─── RECORD LIST ───

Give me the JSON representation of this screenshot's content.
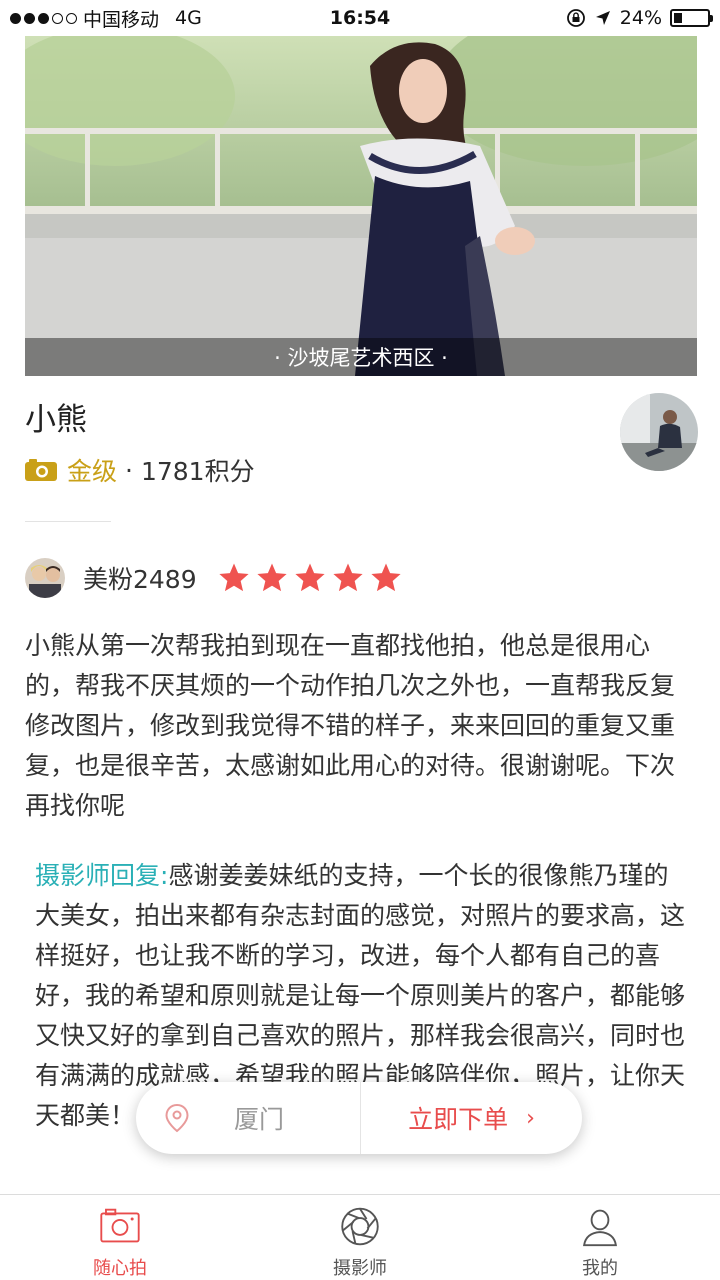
{
  "status_bar": {
    "carrier": "中国移动",
    "network": "4G",
    "time": "16:54",
    "battery": "24%",
    "battery_level": 0.24
  },
  "hero": {
    "location_caption": "· 沙坡尾艺术西区 ·"
  },
  "photographer": {
    "name": "小熊",
    "level": "金级",
    "separator": "·",
    "points": "1781积分"
  },
  "review": {
    "reviewer_name": "美粉2489",
    "rating": 5,
    "rating_max": 5,
    "text": "小熊从第一次帮我拍到现在一直都找他拍，他总是很用心的，帮我不厌其烦的一个动作拍几次之外也，一直帮我反复修改图片，修改到我觉得不错的样子，来来回回的重复又重复，也是很辛苦，太感谢如此用心的对待。很谢谢呢。下次再找你呢",
    "reply_label": "摄影师回复:",
    "reply_text": "感谢姜姜妹纸的支持，一个长的很像熊乃瑾的大美女，拍出来都有杂志封面的感觉，对照片的要求高，这样挺好，也让我不断的学习，改进，每个人都有自己的喜好，我的希望和原则就是让每一个原则美片的客户，都能够又快又好的拿到自己喜欢的照片，那样我会很高兴，同时也有满满的成就感，希望我的照片能够陪伴你，照片，让你天天都美！"
  },
  "order_bar": {
    "city": "厦门",
    "order_button": "立即下单",
    "chevron": "›"
  },
  "tabs": [
    {
      "label": "随心拍",
      "icon": "camera-icon",
      "active": true
    },
    {
      "label": "摄影师",
      "icon": "aperture-icon",
      "active": false
    },
    {
      "label": "我的",
      "icon": "person-icon",
      "active": false
    }
  ],
  "colors": {
    "accent_red": "#e84c4c",
    "gold": "#c9a018",
    "reply_teal": "#2ab0b6",
    "star_red": "#ef5350"
  }
}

───

> _DIRECTIONS_
Look over the material above and show each line where "icon" appears.

> _FULL SOLUTION_
      "icon": "camera-icon",
      "icon": "aperture-icon",
      "icon": "person-icon",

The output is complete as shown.